* _INFORMATION SUPPLIED_
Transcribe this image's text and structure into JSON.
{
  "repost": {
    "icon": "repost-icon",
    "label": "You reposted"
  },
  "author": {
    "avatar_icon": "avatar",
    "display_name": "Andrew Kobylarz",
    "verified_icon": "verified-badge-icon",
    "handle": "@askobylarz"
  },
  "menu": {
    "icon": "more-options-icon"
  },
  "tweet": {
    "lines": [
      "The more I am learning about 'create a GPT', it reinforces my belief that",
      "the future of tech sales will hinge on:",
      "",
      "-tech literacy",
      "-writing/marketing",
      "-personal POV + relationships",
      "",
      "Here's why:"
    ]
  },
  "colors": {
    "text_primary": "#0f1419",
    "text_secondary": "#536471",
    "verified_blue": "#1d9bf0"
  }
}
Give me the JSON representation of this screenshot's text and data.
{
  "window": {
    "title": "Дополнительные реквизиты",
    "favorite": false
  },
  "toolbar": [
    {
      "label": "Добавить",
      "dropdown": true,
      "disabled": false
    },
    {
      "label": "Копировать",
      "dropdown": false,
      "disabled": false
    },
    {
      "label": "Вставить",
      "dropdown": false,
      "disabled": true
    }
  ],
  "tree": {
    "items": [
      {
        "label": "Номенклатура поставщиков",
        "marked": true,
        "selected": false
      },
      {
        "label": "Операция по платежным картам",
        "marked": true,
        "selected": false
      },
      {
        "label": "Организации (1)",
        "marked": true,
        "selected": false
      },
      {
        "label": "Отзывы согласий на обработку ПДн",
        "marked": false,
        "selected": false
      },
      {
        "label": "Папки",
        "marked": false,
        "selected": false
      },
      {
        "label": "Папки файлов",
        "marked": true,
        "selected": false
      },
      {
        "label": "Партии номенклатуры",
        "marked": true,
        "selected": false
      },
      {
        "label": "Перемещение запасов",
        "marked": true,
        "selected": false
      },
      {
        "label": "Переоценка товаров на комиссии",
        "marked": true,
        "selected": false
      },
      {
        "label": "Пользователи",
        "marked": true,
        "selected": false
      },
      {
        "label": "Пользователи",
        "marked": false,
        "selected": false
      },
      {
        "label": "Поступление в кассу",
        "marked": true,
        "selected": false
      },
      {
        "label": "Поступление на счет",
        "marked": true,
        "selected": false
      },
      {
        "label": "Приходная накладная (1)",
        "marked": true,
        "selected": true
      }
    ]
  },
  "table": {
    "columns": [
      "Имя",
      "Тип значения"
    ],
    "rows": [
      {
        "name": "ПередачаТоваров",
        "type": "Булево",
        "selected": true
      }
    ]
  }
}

* _REQUIRED TASK_
Make a list of all lines in the data that contain "more".

* _REPLY_
    "icon": "more-options-icon"
      "The more I am learning about 'create a GPT', it reinforces my belief that",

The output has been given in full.